• PROBLEM STATEMENT: Your task is to copy the listing exactly. Drop any pictures from the copy.
>> BEGIN RAW DATA
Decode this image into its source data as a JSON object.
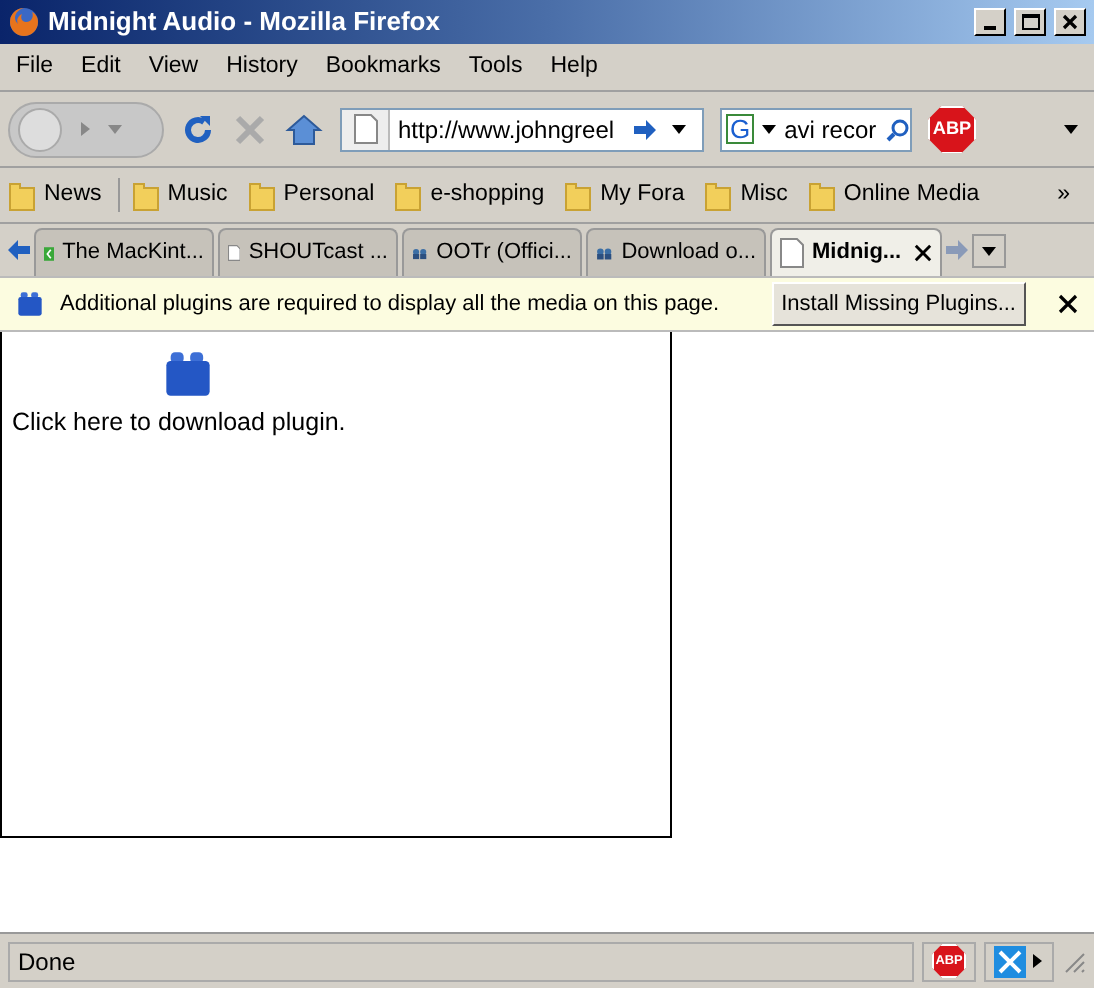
{
  "window": {
    "title": "Midnight Audio - Mozilla Firefox"
  },
  "menu": [
    "File",
    "Edit",
    "View",
    "History",
    "Bookmarks",
    "Tools",
    "Help"
  ],
  "toolbar": {
    "url": "http://www.johngreel",
    "search": "avi recor",
    "search_engine": "G",
    "adblock": "ABP"
  },
  "bookmarks": [
    {
      "label": "News"
    },
    {
      "label": "Music"
    },
    {
      "label": "Personal"
    },
    {
      "label": "e-shopping"
    },
    {
      "label": "My Fora"
    },
    {
      "label": "Misc"
    },
    {
      "label": "Online Media"
    }
  ],
  "bookmarks_overflow": "»",
  "tabs": [
    {
      "label": "The MacKint...",
      "kind": "green",
      "selected": false
    },
    {
      "label": "SHOUTcast ...",
      "kind": "page",
      "selected": false
    },
    {
      "label": "OOTr (Offici...",
      "kind": "people",
      "selected": false
    },
    {
      "label": "Download o...",
      "kind": "people",
      "selected": false
    },
    {
      "label": "Midnig...",
      "kind": "page",
      "selected": true
    }
  ],
  "notification": {
    "message": "Additional plugins are required to display all the media on this page.",
    "button": "Install Missing Plugins..."
  },
  "plugin": {
    "label": "Click here to download plugin."
  },
  "status_bar": {
    "text": "Done",
    "adblock": "ABP"
  }
}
>> END RAW DATA
• EXERCISE RESULT:
Decode this image into its source data as a JSON object.
{
  "window": {
    "title": "Midnight Audio - Mozilla Firefox"
  },
  "menu": [
    "File",
    "Edit",
    "View",
    "History",
    "Bookmarks",
    "Tools",
    "Help"
  ],
  "toolbar": {
    "url": "http://www.johngreel",
    "search": "avi recor",
    "search_engine": "G",
    "adblock": "ABP"
  },
  "bookmarks": [
    {
      "label": "News"
    },
    {
      "label": "Music"
    },
    {
      "label": "Personal"
    },
    {
      "label": "e-shopping"
    },
    {
      "label": "My Fora"
    },
    {
      "label": "Misc"
    },
    {
      "label": "Online Media"
    }
  ],
  "bookmarks_overflow": "»",
  "tabs": [
    {
      "label": "The MacKint...",
      "kind": "green",
      "selected": false
    },
    {
      "label": "SHOUTcast ...",
      "kind": "page",
      "selected": false
    },
    {
      "label": "OOTr (Offici...",
      "kind": "people",
      "selected": false
    },
    {
      "label": "Download o...",
      "kind": "people",
      "selected": false
    },
    {
      "label": "Midnig...",
      "kind": "page",
      "selected": true
    }
  ],
  "notification": {
    "message": "Additional plugins are required to display all the media on this page.",
    "button": "Install Missing Plugins..."
  },
  "plugin": {
    "label": "Click here to download plugin."
  },
  "status_bar": {
    "text": "Done",
    "adblock": "ABP"
  }
}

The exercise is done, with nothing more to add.